* [Records for this exercise]:

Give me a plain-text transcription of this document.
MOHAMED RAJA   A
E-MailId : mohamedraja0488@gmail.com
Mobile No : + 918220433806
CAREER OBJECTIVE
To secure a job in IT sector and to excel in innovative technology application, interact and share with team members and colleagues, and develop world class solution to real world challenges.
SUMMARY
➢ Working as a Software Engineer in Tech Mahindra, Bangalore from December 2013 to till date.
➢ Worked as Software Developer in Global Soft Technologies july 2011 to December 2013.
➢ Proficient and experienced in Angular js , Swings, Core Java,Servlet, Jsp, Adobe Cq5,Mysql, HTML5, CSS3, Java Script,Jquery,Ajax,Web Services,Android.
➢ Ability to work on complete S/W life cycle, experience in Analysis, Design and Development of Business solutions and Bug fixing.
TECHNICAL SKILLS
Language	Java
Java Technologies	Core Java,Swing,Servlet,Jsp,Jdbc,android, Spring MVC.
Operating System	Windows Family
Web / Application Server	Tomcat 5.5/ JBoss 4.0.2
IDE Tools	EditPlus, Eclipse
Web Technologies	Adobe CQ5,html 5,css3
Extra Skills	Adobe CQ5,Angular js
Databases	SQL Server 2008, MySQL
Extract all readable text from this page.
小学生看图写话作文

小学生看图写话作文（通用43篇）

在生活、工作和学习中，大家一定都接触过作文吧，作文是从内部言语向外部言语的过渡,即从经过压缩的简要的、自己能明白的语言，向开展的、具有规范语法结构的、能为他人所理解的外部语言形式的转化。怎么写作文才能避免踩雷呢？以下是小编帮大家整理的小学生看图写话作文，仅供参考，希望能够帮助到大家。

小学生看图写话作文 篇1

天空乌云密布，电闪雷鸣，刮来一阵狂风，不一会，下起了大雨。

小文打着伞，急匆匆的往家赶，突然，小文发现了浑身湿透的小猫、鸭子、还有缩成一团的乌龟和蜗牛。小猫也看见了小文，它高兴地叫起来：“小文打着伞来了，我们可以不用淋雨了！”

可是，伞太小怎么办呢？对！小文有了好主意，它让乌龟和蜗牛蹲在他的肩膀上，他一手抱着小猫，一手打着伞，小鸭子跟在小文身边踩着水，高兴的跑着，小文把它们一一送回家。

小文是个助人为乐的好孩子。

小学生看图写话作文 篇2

* [The exercise]:
Quote only the lines from the line containing "Extract all readable text from this page." through the end of the listing, please, keeping both the first and the last line.

* [Answer to this exercise]:
Extract all readable text from this page.
小学生看图写话作文

小学生看图写话作文（通用43篇）

在生活、工作和学习中，大家一定都接触过作文吧，作文是从内部言语向外部言语的过渡,即从经过压缩的简要的、自己能明白的语言，向开展的、具有规范语法结构的、能为他人所理解的外部语言形式的转化。怎么写作文才能避免踩雷呢？以下是小编帮大家整理的小学生看图写话作文，仅供参考，希望能够帮助到大家。

小学生看图写话作文 篇1

天空乌云密布，电闪雷鸣，刮来一阵狂风，不一会，下起了大雨。

小文打着伞，急匆匆的往家赶，突然，小文发现了浑身湿透的小猫、鸭子、还有缩成一团的乌龟和蜗牛。小猫也看见了小文，它高兴地叫起来：“小文打着伞来了，我们可以不用淋雨了！”

可是，伞太小怎么办呢？对！小文有了好主意，它让乌龟和蜗牛蹲在他的肩膀上，他一手抱着小猫，一手打着伞，小鸭子跟在小文身边踩着水，高兴的跑着，小文把它们一一送回家。

小文是个助人为乐的好孩子。

小学生看图写话作文 篇2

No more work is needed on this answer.